■ **WHAT TO WORK ON**:
Look through the lines below and extract each one that contains "大王岭历险记".

■ **Saved entries**:

++++++++++++++++++++

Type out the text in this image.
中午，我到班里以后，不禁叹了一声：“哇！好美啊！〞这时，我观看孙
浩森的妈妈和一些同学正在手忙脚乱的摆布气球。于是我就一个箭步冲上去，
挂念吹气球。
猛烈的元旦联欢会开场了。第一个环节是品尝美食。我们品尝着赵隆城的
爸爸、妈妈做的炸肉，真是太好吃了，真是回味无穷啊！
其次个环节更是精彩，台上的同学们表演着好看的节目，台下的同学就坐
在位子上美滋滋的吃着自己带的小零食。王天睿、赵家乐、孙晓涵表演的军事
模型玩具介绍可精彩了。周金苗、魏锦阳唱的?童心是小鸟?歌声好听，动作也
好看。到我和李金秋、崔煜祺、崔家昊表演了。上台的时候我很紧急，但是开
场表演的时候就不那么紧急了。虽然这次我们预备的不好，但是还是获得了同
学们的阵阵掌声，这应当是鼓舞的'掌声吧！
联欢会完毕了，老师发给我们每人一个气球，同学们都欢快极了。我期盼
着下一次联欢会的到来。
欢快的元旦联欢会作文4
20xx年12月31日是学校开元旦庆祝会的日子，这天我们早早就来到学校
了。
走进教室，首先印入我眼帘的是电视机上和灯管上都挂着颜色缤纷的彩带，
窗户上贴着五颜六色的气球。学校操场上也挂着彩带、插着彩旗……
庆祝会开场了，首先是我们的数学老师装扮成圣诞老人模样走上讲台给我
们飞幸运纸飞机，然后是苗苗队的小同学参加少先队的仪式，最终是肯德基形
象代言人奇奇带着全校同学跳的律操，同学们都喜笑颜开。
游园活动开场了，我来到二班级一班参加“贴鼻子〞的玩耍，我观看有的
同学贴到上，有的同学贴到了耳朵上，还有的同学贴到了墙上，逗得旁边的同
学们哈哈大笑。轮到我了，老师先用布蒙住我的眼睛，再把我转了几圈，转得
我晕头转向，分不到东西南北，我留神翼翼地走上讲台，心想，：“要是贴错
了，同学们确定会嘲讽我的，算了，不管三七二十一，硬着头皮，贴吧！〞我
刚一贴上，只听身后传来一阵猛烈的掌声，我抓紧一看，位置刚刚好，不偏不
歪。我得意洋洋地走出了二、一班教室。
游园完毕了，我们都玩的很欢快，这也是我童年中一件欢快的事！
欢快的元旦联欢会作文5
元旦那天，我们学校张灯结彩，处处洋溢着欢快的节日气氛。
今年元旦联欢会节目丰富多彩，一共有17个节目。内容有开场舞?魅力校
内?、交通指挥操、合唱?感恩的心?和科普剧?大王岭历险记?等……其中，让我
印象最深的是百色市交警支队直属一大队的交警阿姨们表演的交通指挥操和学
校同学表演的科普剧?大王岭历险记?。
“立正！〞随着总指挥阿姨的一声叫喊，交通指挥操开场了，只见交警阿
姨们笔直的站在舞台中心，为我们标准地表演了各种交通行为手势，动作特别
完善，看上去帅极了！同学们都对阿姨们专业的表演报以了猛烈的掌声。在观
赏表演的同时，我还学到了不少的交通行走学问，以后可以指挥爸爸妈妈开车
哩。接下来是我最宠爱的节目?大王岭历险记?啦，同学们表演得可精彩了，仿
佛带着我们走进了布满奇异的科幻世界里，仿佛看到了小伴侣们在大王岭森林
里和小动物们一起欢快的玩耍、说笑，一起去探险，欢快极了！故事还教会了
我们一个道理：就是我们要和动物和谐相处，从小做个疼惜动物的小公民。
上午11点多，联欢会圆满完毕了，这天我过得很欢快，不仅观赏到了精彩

++++++++++++++++++++

■ **COMPLETE ANSWER**:
内?、交通指挥操、合唱?感恩的心?和科普剧?大王岭历险记?等……其中，让我
校同学表演的科普剧?大王岭历险记?。
哩。接下来是我最宠爱的节目?大王岭历险记?啦，同学们表演得可精彩了，仿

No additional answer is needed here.